### TASK REQUIREMENTS
Only the number is wanted: count the lines that contain "Backgrounds".

### RAW RECORDS
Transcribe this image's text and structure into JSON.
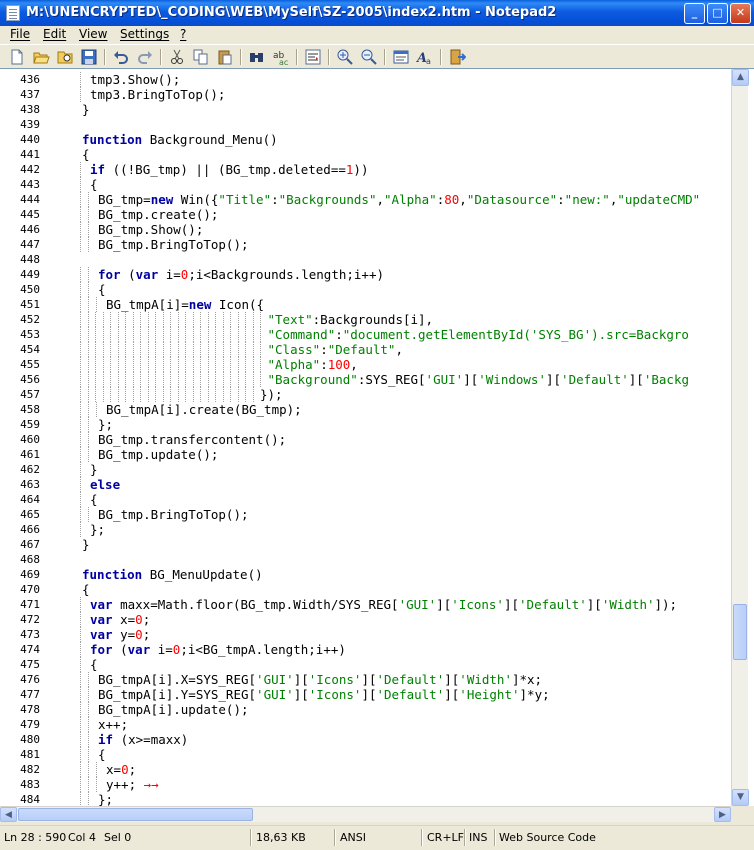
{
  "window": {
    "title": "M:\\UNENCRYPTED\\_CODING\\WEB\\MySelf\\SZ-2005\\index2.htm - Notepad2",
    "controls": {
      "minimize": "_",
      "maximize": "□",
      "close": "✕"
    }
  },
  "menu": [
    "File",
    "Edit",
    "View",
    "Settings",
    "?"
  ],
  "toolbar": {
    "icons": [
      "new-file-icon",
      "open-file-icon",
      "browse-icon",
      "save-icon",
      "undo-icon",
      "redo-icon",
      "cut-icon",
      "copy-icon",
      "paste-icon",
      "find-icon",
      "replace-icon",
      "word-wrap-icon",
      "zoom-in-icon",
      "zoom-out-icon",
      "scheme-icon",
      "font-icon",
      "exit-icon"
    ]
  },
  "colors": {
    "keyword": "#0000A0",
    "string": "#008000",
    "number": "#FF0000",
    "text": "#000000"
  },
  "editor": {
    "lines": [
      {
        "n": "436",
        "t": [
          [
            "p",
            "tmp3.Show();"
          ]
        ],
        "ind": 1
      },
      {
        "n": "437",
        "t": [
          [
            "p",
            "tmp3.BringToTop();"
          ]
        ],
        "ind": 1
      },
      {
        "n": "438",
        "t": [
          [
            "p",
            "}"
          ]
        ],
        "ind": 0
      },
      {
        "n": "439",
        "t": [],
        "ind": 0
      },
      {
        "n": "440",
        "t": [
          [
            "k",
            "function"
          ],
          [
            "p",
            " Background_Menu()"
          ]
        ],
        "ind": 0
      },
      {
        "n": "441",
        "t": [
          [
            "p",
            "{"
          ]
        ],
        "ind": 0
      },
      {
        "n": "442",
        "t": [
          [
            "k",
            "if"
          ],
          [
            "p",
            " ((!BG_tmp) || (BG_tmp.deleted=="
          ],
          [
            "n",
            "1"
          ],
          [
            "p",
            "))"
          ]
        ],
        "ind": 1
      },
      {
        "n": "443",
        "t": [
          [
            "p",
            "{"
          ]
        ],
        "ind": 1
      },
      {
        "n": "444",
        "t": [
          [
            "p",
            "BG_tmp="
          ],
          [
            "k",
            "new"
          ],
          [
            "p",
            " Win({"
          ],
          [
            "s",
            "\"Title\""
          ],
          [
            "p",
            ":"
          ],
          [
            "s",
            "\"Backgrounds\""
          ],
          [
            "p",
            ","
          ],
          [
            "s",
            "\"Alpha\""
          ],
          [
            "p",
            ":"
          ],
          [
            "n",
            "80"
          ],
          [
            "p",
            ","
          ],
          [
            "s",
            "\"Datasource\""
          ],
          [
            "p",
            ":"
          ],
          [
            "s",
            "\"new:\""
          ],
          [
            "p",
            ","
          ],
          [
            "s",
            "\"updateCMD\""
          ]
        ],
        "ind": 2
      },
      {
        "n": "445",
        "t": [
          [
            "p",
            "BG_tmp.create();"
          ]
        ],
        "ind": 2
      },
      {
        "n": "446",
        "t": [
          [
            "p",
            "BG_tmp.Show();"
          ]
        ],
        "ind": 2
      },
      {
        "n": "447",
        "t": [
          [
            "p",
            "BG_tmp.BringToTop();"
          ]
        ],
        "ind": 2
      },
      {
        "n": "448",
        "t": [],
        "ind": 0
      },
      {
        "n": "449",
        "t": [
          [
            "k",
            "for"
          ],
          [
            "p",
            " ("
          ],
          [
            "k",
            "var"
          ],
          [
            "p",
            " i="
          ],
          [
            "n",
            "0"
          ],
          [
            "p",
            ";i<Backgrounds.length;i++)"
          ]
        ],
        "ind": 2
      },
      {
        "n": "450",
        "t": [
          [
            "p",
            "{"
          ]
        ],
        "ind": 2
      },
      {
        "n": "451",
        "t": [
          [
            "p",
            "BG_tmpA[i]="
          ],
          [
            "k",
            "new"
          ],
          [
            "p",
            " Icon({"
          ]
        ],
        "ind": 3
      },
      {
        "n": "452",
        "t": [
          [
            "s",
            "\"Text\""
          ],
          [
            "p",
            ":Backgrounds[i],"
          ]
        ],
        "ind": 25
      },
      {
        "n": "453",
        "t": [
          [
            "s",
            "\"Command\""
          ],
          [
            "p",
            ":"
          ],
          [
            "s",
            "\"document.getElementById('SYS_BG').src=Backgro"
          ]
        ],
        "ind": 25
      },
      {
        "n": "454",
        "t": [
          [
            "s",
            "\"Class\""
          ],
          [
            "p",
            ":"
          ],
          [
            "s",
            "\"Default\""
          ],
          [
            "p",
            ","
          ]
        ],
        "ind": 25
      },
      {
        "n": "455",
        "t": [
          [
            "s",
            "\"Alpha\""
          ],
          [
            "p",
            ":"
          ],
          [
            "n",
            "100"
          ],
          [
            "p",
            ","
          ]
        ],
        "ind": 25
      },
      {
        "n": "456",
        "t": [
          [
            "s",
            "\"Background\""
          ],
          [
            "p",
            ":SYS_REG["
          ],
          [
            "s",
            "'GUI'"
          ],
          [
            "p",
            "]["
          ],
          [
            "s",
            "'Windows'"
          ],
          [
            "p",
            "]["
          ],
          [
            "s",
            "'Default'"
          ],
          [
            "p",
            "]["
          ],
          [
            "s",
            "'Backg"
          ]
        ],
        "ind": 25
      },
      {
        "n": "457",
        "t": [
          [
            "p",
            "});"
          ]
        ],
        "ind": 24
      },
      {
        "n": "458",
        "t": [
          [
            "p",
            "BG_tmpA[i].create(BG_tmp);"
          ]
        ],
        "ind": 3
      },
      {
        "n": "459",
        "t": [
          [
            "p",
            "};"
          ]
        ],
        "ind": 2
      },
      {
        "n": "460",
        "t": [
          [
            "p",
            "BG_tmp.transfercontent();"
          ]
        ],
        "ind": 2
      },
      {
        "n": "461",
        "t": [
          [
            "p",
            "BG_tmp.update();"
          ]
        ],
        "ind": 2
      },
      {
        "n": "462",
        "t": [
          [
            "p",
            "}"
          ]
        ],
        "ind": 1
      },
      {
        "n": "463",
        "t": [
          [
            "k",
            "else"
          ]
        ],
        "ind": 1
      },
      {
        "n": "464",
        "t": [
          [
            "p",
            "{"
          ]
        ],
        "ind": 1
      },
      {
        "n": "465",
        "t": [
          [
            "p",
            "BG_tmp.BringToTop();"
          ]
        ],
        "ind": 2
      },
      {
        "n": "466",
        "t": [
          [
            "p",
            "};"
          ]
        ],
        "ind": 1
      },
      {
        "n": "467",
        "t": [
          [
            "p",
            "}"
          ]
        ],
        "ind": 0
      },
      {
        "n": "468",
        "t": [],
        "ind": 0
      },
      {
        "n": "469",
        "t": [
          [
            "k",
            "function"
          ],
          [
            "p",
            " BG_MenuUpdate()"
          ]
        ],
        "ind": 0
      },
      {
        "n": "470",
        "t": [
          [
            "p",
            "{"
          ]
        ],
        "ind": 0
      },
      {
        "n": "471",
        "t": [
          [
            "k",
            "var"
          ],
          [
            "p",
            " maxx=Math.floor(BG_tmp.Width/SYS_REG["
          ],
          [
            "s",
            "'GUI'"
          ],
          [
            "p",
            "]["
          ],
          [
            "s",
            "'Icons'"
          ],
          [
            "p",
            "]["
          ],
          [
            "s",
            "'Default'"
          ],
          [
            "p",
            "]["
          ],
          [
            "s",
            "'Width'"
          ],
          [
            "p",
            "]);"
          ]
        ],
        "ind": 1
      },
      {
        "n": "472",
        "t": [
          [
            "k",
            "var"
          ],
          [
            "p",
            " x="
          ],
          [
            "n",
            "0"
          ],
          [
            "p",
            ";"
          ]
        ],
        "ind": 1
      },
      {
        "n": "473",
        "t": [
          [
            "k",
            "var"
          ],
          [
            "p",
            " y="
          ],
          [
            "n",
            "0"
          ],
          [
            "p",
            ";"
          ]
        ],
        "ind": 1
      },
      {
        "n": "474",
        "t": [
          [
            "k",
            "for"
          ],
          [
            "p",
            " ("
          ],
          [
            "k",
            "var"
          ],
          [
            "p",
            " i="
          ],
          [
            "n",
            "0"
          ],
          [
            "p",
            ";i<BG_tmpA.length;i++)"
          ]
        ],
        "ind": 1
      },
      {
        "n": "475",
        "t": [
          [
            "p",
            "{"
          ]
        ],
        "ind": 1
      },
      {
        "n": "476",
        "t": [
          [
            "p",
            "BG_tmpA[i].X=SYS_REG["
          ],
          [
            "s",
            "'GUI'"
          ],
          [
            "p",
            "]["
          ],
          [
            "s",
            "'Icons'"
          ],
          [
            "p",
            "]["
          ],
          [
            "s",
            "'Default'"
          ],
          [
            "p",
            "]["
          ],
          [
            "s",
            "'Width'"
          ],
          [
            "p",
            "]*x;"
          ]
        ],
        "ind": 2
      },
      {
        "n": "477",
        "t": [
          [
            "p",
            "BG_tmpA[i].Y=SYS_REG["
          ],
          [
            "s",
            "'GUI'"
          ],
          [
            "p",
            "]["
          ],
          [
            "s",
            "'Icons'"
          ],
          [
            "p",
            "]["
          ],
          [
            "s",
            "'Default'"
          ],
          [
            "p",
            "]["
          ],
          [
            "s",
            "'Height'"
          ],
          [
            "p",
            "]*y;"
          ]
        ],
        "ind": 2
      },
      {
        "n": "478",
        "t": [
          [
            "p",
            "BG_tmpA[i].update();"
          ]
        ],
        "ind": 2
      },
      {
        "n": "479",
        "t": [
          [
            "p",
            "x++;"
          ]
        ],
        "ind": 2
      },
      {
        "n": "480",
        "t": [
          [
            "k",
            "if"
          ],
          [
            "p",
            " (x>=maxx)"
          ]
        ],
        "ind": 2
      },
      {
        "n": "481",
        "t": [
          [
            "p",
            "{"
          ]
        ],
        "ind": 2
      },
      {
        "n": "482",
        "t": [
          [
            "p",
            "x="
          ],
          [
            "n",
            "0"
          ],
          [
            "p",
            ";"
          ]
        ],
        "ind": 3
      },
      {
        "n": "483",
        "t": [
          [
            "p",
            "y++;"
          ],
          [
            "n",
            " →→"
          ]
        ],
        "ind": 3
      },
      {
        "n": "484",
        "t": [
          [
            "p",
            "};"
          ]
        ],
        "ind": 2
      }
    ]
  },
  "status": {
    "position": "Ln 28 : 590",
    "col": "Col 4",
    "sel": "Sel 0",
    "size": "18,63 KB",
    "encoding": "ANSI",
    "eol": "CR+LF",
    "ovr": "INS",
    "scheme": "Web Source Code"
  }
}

### EXERCISE RESPONSE
3